## Begin

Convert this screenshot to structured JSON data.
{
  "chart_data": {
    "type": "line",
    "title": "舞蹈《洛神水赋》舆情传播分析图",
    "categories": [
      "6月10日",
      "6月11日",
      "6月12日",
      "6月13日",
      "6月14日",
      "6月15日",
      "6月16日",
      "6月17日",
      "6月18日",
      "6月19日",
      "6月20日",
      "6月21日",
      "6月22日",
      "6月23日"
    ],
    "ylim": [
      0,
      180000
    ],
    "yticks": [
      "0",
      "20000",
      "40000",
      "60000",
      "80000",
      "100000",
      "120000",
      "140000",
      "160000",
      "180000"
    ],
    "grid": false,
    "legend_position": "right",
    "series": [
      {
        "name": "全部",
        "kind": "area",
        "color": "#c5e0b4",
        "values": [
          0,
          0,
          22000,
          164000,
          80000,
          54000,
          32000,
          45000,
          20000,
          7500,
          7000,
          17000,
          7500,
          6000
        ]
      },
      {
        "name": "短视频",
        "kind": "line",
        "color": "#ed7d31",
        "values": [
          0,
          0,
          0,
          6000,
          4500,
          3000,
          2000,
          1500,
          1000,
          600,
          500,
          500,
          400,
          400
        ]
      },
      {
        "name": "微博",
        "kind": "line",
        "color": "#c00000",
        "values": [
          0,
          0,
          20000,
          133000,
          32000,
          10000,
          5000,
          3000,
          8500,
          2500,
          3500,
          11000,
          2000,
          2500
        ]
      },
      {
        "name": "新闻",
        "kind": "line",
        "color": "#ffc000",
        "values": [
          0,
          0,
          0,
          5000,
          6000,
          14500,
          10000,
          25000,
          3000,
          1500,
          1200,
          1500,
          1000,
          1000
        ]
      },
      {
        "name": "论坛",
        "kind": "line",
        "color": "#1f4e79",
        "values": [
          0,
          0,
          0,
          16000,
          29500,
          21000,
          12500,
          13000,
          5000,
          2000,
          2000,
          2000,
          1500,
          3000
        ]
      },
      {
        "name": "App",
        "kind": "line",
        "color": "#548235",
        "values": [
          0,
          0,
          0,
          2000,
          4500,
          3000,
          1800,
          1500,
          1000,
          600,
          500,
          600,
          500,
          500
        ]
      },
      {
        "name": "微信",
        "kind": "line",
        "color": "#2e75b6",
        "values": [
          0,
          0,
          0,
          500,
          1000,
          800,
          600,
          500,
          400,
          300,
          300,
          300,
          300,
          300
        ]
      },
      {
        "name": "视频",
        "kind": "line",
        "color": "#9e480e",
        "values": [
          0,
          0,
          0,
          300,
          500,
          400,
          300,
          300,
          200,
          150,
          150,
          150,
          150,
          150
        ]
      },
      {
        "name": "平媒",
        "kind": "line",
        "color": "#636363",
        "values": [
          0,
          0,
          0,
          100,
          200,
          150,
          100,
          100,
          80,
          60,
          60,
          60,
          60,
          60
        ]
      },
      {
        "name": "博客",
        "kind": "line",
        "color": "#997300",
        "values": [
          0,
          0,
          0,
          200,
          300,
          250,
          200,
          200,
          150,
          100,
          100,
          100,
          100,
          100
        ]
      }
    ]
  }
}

## End

AIM OF THE EXERCISE: Extract the data exactly as given.

EXERCISE SOLUTION:
Convert this screenshot to structured JSON data.
{
  "chart_data": {
    "type": "line",
    "title": "舞蹈《洛神水赋》舆情传播分析图",
    "categories": [
      "6月10日",
      "6月11日",
      "6月12日",
      "6月13日",
      "6月14日",
      "6月15日",
      "6月16日",
      "6月17日",
      "6月18日",
      "6月19日",
      "6月20日",
      "6月21日",
      "6月22日",
      "6月23日"
    ],
    "ylim": [
      0,
      180000
    ],
    "yticks": [
      "0",
      "20000",
      "40000",
      "60000",
      "80000",
      "100000",
      "120000",
      "140000",
      "160000",
      "180000"
    ],
    "grid": false,
    "legend_position": "right",
    "series": [
      {
        "name": "全部",
        "kind": "area",
        "color": "#c5e0b4",
        "values": [
          0,
          0,
          22000,
          164000,
          80000,
          54000,
          32000,
          45000,
          20000,
          7500,
          7000,
          17000,
          7500,
          6000
        ]
      },
      {
        "name": "短视频",
        "kind": "line",
        "color": "#ed7d31",
        "values": [
          0,
          0,
          0,
          6000,
          4500,
          3000,
          2000,
          1500,
          1000,
          600,
          500,
          500,
          400,
          400
        ]
      },
      {
        "name": "微博",
        "kind": "line",
        "color": "#c00000",
        "values": [
          0,
          0,
          20000,
          133000,
          32000,
          10000,
          5000,
          3000,
          8500,
          2500,
          3500,
          11000,
          2000,
          2500
        ]
      },
      {
        "name": "新闻",
        "kind": "line",
        "color": "#ffc000",
        "values": [
          0,
          0,
          0,
          5000,
          6000,
          14500,
          10000,
          25000,
          3000,
          1500,
          1200,
          1500,
          1000,
          1000
        ]
      },
      {
        "name": "论坛",
        "kind": "line",
        "color": "#1f4e79",
        "values": [
          0,
          0,
          0,
          16000,
          29500,
          21000,
          12500,
          13000,
          5000,
          2000,
          2000,
          2000,
          1500,
          3000
        ]
      },
      {
        "name": "App",
        "kind": "line",
        "color": "#548235",
        "values": [
          0,
          0,
          0,
          2000,
          4500,
          3000,
          1800,
          1500,
          1000,
          600,
          500,
          600,
          500,
          500
        ]
      },
      {
        "name": "微信",
        "kind": "line",
        "color": "#2e75b6",
        "values": [
          0,
          0,
          0,
          500,
          1000,
          800,
          600,
          500,
          400,
          300,
          300,
          300,
          300,
          300
        ]
      },
      {
        "name": "视频",
        "kind": "line",
        "color": "#9e480e",
        "values": [
          0,
          0,
          0,
          300,
          500,
          400,
          300,
          300,
          200,
          150,
          150,
          150,
          150,
          150
        ]
      },
      {
        "name": "平媒",
        "kind": "line",
        "color": "#636363",
        "values": [
          0,
          0,
          0,
          100,
          200,
          150,
          100,
          100,
          80,
          60,
          60,
          60,
          60,
          60
        ]
      },
      {
        "name": "博客",
        "kind": "line",
        "color": "#997300",
        "values": [
          0,
          0,
          0,
          200,
          300,
          250,
          200,
          200,
          150,
          100,
          100,
          100,
          100,
          100
        ]
      }
    ]
  }
}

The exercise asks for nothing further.